Exercise brief: Please print the full listing exactly.

Data supplied:
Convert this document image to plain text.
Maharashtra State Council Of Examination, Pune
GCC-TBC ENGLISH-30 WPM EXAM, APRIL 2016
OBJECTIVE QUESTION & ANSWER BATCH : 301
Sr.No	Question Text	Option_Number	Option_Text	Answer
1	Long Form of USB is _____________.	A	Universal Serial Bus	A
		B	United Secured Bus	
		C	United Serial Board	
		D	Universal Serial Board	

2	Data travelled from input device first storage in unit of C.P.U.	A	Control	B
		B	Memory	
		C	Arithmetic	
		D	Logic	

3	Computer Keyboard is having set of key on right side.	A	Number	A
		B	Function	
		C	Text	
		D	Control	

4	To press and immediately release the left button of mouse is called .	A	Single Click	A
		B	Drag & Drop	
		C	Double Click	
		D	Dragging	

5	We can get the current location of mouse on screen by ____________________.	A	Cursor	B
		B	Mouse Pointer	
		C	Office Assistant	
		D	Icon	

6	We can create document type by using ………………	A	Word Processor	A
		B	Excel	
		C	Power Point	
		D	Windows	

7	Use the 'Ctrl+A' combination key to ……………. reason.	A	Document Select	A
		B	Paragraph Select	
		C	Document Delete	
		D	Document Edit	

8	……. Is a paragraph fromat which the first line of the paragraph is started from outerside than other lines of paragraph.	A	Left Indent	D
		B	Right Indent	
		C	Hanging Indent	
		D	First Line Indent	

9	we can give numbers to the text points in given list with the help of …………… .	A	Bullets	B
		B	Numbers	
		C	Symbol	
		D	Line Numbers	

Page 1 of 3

Response to this task:
Convert this document image to plain text.
Maharashtra State Council Of Examination, Pune
GCC-TBC ENGLISH-30 WPM EXAM, APRIL 2016
OBJECTIVE QUESTION & ANSWER BATCH : 301
Sr.No	Question Text	Option_Number	Option_Text	Answer
1	Long Form of USB is _____________.	A	Universal Serial Bus	A
		B	United Secured Bus	
		C	United Serial Board	
		D	Universal Serial Board	

2	Data travelled from input device first storage in unit of C.P.U.	A	Control	B
		B	Memory	
		C	Arithmetic	
		D	Logic	

3	Computer Keyboard is having set of key on right side.	A	Number	A
		B	Function	
		C	Text	
		D	Control	

4	To press and immediately release the left button of mouse is called .	A	Single Click	A
		B	Drag & Drop	
		C	Double Click	
		D	Dragging	

5	We can get the current location of mouse on screen by ____________________.	A	Cursor	B
		B	Mouse Pointer	
		C	Office Assistant	
		D	Icon	

6	We can create document type by using ………………	A	Word Processor	A
		B	Excel	
		C	Power Point	
		D	Windows	

7	Use the 'Ctrl+A' combination key to ……………. reason.	A	Document Select	A
		B	Paragraph Select	
		C	Document Delete	
		D	Document Edit	

8	……. Is a paragraph fromat which the first line of the paragraph is started from outerside than other lines of paragraph.	A	Left Indent	D
		B	Right Indent	
		C	Hanging Indent	
		D	First Line Indent	

9	we can give numbers to the text points in given list with the help of …………… .	A	Bullets	B
		B	Numbers	
		C	Symbol	
		D	Line Numbers	

Page 1 of 3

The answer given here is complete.